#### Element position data
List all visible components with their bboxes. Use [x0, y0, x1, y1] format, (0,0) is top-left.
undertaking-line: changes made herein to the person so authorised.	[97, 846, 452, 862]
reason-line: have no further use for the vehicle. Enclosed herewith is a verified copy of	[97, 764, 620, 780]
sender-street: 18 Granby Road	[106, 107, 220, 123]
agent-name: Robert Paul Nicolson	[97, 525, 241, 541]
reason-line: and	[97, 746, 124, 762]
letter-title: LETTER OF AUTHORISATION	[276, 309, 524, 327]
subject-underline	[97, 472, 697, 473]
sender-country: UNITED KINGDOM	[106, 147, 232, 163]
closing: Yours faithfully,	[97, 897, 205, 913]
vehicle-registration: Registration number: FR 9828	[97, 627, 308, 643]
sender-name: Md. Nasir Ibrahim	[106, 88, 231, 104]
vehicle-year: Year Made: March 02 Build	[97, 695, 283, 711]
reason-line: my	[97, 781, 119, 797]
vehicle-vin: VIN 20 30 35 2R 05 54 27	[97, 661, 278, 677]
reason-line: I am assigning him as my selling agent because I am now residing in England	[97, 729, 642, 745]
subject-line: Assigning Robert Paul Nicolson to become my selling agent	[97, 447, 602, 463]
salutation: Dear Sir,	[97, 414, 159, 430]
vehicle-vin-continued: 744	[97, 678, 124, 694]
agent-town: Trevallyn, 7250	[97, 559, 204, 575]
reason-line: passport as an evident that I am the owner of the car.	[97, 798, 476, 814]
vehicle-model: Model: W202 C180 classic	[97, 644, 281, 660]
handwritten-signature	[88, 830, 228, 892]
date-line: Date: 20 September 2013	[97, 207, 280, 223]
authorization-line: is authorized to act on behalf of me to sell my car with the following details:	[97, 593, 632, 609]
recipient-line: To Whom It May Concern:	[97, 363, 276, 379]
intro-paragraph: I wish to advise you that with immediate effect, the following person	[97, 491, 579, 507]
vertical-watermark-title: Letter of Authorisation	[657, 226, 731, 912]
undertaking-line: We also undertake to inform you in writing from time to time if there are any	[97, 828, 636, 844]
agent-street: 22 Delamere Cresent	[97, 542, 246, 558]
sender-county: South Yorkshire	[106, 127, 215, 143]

#### Your goal
Repeat verbatim the stretch of the listing from its first line through the line containing "subject-line: Assigning Robert".

#### The completed task
List all visible components with their bboxes. Use [x0, y0, x1, y1] format, (0,0) is top-left.
undertaking-line: changes made herein to the person so authorised.	[97, 846, 452, 862]
reason-line: have no further use for the vehicle. Enclosed herewith is a verified copy of	[97, 764, 620, 780]
sender-street: 18 Granby Road	[106, 107, 220, 123]
agent-name: Robert Paul Nicolson	[97, 525, 241, 541]
reason-line: and	[97, 746, 124, 762]
letter-title: LETTER OF AUTHORISATION	[276, 309, 524, 327]
subject-underline	[97, 472, 697, 473]
sender-country: UNITED KINGDOM	[106, 147, 232, 163]
closing: Yours faithfully,	[97, 897, 205, 913]
vehicle-registration: Registration number: FR 9828	[97, 627, 308, 643]
sender-name: Md. Nasir Ibrahim	[106, 88, 231, 104]
vehicle-year: Year Made: March 02 Build	[97, 695, 283, 711]
reason-line: my	[97, 781, 119, 797]
vehicle-vin: VIN 20 30 35 2R 05 54 27	[97, 661, 278, 677]
reason-line: I am assigning him as my selling agent because I am now residing in England	[97, 729, 642, 745]
subject-line: Assigning Robert Paul Nicolson to become my selling agent	[97, 447, 602, 463]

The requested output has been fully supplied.